- TASK PROMPT
Reproduce the Aaron Barlow biography below word for word, from its opening line through the end of the Career section.

═══ DOCUMENT SEGMENT ═══

Aaron Barlow (19 December 1951 - 11 January 2021) was a Cultural Studies scholar and a Professor of English at New York City College of Technology of the City University of New York.

Background 

Barlow was born in Durham, NC. He earned his B.A. at Beloit College and his M.A. and Ph.D. at The University of Iowa with a dissertation on Philip K. Dick.

Career 

Barlow specialized in the impact of technology on contemporary American culture. His series of 'blogosphere' books,  The Rise of the Blogosphere, Blogging America: The New Public Sphere, and Beyond the Blogosphere: Information and Its Children (with Robert Leston), explores the impact of New Media on American society and culture. He has also written two books related to film and the film industry, The DVD Revolution: Movies, Culture, and Technology and Quentin Tarantino: Life at the Extremes. More recently, he has moved into other areas, producing The Cult of Individualism: A History of an Enduring American Myth (2013) and The Depression Era: A Historical Exploration of Literature (2016) and has edited Doughboys on the Western Front: Memories of American Soldiers in the Great War (2016) as well as the two-volume set Star Power: The Impact of Branded Celebrity (2014).

═══ RECORDED DATA ═══

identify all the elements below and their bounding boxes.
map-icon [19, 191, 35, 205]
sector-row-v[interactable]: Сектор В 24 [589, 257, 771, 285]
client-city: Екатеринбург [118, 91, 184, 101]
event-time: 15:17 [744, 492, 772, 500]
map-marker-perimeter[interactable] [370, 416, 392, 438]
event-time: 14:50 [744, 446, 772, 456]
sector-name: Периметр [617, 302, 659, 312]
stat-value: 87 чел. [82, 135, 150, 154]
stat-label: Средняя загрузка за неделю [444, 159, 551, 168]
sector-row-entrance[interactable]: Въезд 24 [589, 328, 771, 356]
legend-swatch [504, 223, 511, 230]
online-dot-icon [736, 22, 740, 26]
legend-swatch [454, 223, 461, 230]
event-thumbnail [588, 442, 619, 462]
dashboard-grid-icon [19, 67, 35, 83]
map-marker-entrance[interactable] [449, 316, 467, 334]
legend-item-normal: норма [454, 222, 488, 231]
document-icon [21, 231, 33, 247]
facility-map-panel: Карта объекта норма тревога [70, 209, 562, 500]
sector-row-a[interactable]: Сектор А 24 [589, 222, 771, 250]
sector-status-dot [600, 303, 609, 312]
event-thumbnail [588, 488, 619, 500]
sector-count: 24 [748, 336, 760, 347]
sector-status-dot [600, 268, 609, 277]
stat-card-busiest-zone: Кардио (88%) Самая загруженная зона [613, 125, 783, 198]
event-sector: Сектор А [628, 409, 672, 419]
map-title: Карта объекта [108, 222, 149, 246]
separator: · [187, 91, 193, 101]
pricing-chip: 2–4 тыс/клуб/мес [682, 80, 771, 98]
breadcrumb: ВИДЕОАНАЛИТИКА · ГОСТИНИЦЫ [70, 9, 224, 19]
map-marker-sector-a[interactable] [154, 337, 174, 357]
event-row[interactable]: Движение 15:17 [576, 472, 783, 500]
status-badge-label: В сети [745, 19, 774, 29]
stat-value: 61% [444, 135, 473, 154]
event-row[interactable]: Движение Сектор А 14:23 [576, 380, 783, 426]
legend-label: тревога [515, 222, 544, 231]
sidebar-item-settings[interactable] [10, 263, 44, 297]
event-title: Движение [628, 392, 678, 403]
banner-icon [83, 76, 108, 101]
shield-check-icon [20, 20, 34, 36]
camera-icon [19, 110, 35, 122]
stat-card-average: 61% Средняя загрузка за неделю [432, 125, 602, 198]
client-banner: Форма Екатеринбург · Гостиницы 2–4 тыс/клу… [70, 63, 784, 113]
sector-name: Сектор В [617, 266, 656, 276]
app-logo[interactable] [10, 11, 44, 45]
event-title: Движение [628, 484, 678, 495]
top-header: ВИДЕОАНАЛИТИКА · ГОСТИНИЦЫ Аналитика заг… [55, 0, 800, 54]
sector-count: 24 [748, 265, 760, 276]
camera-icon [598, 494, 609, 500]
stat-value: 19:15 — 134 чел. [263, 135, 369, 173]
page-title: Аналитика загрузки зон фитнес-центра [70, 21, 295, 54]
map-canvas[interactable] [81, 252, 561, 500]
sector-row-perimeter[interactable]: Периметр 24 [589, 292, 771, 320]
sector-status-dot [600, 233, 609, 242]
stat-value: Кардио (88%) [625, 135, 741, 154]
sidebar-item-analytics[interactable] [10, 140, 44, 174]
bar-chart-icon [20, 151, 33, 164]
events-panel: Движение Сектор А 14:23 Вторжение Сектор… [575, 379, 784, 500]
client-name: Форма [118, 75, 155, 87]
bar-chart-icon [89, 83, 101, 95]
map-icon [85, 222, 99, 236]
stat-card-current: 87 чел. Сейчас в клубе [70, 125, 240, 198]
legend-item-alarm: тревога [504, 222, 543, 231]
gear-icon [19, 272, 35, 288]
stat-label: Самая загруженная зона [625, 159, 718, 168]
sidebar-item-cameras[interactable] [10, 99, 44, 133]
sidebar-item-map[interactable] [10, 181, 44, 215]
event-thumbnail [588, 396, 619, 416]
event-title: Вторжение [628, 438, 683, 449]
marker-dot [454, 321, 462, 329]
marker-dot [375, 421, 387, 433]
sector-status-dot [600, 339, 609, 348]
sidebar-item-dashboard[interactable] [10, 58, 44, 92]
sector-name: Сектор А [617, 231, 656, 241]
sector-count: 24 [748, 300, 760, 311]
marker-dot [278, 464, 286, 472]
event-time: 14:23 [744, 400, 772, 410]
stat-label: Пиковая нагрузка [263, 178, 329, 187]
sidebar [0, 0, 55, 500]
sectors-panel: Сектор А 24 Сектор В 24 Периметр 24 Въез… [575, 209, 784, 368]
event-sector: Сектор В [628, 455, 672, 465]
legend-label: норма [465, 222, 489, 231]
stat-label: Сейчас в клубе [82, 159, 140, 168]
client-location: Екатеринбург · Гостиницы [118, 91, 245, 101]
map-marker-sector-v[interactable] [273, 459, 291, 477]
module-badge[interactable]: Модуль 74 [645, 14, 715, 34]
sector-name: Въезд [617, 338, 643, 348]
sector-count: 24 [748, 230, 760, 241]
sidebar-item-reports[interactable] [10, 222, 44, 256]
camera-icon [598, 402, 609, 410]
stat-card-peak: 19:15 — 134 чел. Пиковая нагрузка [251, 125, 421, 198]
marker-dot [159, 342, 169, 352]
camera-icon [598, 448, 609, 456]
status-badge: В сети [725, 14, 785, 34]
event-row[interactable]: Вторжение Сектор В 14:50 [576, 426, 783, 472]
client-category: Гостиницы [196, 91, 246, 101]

═══

- FINAL RESULT
Aaron Barlow (19 December 1951 - 11 January 2021) was a Cultural Studies scholar and a Professor of English at New York City College of Technology of the City University of New York.

Background 

Barlow was born in Durham, NC. He earned his B.A. at Beloit College and his M.A. and Ph.D. at The University of Iowa with a dissertation on Philip K. Dick.

Career 

Barlow specialized in the impact of technology on contemporary American culture. His series of 'blogosphere' books,  The Rise of the Blogosphere, Blogging America: The New Public Sphere, and Beyond the Blogosphere: Information and Its Children (with Robert Leston), explores the impact of New Media on American society and culture. He has also written two books related to film and the film industry, The DVD Revolution: Movies, Culture, and Technology and Quentin Tarantino: Life at the Extremes. More recently, he has moved into other areas, producing The Cult of Individualism: A History of an Enduring American Myth (2013) and The Depression Era: A Historical Exploration of Literature (2016) and has edited Doughboys on the Western Front: Memories of American Soldiers in the Great War (2016) as well as the two-volume set Star Power: The Impact of Branded Celebrity (2014).